■ **LA CONSIGNE**:
Reprenez le texte sur les dispositifs d'invalidation des systèmes de contrôle des émissions là où il s'arrête, en écrivant la suite.

── TEXTE SOURCE ──

Dans son sens habituel en langage courant, le terme « accident » vise, ainsi que l’a relevé Mme l’avocate générale au point 135 de ses conclusions, un événement imprévu et soudain qui entraîne des dégâts ou des dangers, tels que des blessures ou la mort. Le terme « dégât » vise, quant à lui, un dommage résultant généralement d’une cause violente ou soudaine.

109

Par conséquent, un dispositif d’invalidation qui réduit l’efficacité du système de contrôle des émissions est justifié dès lors que, en vertu de l’article 5, paragraphe 2, sous a), du règlement no 715/2007, il permet de protéger le moteur contre des dommages soudains et exceptionnels.

110

À cet égard, il y a lieu de relever que l’encrassement et le vieillissement du moteur ne sauraient être considérés comme un « accident » ou un « dégât », au sens de cette disposition, dès lors que, ainsi que le fait observer la Commission, ces événements sont, en principe, prévisibles et inhérents au fonctionnement normal du véhicule.

111

Cette interprétation est corroborée par le contexte de l’article 5, paragraphe 2, sous a), du règlement no 715/2007, qui énonce une exception à l’interdiction de l’utilisation de dispositifs d’invalidation qui réduisent l’efficacité des systèmes de contrôle des émissions, ainsi que par l’objectif poursuivi par ledit règlement. En effet, toute exception doit faire l’objet d’une interprétation stricte, de nature à sauvegarder son effet utile et à respecter sa finalité (voir, par analogie, arrêt du 3 septembre 2014, Deckmyn et Vrijheidsfonds, C‑201/13, EU:C:2014:2132, points 22 ainsi que 23).

112

L’article 5, paragraphe 2, sous a), du règlement no 715/2007 constituant une exception à l’interdiction d’utilisation de dispositifs d’invalidation qui réduisent l’efficacité des systèmes de contrôle des émissions, il doit faire l’objet d’une interprétation stricte.

───
── ENTRÉES FOURNIES ──

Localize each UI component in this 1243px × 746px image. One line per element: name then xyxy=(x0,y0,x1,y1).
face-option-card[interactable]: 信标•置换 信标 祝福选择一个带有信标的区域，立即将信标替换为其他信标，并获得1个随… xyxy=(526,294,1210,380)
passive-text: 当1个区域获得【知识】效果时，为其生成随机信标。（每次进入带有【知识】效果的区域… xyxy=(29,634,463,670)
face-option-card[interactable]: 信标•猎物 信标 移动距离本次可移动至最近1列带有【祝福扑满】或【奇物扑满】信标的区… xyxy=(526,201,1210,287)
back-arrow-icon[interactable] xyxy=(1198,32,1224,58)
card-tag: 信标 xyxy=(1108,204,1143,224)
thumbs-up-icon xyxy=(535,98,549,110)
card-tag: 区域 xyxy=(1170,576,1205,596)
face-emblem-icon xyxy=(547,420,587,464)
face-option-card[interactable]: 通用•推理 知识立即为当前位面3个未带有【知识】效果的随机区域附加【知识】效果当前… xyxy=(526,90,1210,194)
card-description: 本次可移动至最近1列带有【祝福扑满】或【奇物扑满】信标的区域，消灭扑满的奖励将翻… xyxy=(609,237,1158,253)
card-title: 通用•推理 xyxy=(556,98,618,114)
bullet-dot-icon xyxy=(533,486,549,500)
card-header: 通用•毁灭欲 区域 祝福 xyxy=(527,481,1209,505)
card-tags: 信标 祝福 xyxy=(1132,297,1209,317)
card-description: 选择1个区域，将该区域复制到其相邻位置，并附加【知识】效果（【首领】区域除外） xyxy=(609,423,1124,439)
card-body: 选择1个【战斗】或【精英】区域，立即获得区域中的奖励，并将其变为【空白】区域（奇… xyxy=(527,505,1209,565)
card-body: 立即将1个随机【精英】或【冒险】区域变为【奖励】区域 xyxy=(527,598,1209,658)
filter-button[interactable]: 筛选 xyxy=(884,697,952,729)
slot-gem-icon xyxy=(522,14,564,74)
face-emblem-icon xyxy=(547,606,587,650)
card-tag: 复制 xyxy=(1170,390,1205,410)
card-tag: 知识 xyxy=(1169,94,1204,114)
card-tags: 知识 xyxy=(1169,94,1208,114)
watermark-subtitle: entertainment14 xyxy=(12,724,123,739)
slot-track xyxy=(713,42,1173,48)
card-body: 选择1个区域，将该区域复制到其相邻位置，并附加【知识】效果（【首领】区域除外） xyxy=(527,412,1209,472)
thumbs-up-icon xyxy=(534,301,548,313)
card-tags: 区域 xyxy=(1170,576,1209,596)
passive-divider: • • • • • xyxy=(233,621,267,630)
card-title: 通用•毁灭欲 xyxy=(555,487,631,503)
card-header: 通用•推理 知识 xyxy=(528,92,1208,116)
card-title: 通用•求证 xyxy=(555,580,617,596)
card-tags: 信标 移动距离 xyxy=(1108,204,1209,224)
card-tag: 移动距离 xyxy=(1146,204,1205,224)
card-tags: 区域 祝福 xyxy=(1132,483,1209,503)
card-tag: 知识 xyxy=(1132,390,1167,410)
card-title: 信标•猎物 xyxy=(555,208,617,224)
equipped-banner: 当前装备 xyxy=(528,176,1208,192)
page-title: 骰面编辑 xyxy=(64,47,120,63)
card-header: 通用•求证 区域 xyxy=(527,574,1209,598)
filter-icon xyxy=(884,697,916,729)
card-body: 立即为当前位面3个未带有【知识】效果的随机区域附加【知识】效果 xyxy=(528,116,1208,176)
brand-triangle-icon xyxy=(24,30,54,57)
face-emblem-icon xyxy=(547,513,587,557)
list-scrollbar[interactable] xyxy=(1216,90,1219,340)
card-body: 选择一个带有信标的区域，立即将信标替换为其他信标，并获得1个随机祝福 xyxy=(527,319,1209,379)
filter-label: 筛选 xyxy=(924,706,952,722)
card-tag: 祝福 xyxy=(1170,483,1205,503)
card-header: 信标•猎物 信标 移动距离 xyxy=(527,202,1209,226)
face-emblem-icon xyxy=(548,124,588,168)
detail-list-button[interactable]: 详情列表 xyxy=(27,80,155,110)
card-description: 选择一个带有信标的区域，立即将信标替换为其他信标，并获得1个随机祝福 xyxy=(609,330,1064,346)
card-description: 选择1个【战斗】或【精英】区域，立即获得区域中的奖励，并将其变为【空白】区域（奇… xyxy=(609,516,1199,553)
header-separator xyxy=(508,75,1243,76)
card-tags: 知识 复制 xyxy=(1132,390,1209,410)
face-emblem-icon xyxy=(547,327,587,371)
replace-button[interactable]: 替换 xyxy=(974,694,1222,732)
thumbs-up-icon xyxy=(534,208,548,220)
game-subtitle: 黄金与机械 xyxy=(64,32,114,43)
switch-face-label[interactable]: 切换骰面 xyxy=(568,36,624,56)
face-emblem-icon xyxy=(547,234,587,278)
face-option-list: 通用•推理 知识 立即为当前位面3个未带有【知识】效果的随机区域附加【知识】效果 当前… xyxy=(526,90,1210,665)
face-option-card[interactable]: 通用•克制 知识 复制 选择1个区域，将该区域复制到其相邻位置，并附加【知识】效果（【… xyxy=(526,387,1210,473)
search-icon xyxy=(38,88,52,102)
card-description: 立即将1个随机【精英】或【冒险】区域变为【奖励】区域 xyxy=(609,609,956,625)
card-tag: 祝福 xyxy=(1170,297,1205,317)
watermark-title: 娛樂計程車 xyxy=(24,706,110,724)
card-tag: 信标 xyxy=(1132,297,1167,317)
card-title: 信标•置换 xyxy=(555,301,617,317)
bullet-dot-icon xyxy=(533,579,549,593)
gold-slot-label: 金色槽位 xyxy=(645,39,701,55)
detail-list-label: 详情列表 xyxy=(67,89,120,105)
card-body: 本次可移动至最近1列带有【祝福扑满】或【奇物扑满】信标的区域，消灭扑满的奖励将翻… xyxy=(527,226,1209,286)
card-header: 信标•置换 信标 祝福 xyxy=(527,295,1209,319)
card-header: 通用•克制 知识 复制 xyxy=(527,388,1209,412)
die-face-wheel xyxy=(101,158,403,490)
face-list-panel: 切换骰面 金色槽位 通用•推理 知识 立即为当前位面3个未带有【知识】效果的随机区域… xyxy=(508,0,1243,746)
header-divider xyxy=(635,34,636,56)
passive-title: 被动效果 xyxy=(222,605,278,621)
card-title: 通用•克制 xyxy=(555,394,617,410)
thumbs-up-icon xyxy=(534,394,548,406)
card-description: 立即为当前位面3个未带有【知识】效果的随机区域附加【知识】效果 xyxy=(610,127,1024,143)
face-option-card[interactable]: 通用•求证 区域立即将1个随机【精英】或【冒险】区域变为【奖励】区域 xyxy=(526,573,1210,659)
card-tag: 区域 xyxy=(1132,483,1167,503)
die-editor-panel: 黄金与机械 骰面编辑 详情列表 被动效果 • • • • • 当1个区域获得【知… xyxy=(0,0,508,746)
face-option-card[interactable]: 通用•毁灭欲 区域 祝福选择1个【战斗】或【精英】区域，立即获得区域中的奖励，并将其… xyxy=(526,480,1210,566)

───

■ **RÉPONSE ATTENDUE**:
113

Une telle interprétation est également corroborée par l’objectif visé par le règlement no 715/2007, consistant à garantir un niveau élevé de protection de l’environnement et à améliorer la qualité de l’air au sein de l’Union, ce qui implique de réduire effectivement les émissions de NOx tout au long de la vie normale des véhicules. L’interdiction visée à l’article 5, paragraphe 2, sous a), de ce règlement serait vidée de sa substance et privée de tout effet utile si les constructeurs étaient autorisés à équiper les véhicules automobiles de tels dispositifs d’invalidation dans le seul but de prémunir le moteur contre l’encrassement et le vieillissement.

114

Par conséquent, ainsi que l’a relevé Mme l’avocate générale au point 146 de ses conclusions, seuls les risques immédiats de dégâts qui génèrent un danger concret lors de la conduite du véhicule sont de nature à justifier l’utilisation d’un dispositif d’invalidation.

115

Eu égard aux considérations qui précèdent, il y a lieu de répondre à la troisième question, sous a), et à la quatrième question que l’article 5, paragraphe 2, sous a), du règlement no 715/2007 doit être interprété en ce sens qu’un dispositif d’invalidation, tel que celui en cause au principal, qui améliore systématiquement, lors des procédures d’homologation, la performance du système de contrôle des émissions des véhicules aux fins de respecter les limites d’émissions fixées par ce règlement, et ainsi d’obtenir l’homologation de ces véhicules, ne peut relever de l’exception à l’interdiction de tels dispositifs prévue à cette disposition, relative à la protection du moteur contre des dégâts ou un accident et au fonctionnement en toute sécurité du véhicule, même si ce dispositif contribue à prévenir le vieillissement ou l’encrassement du moteur.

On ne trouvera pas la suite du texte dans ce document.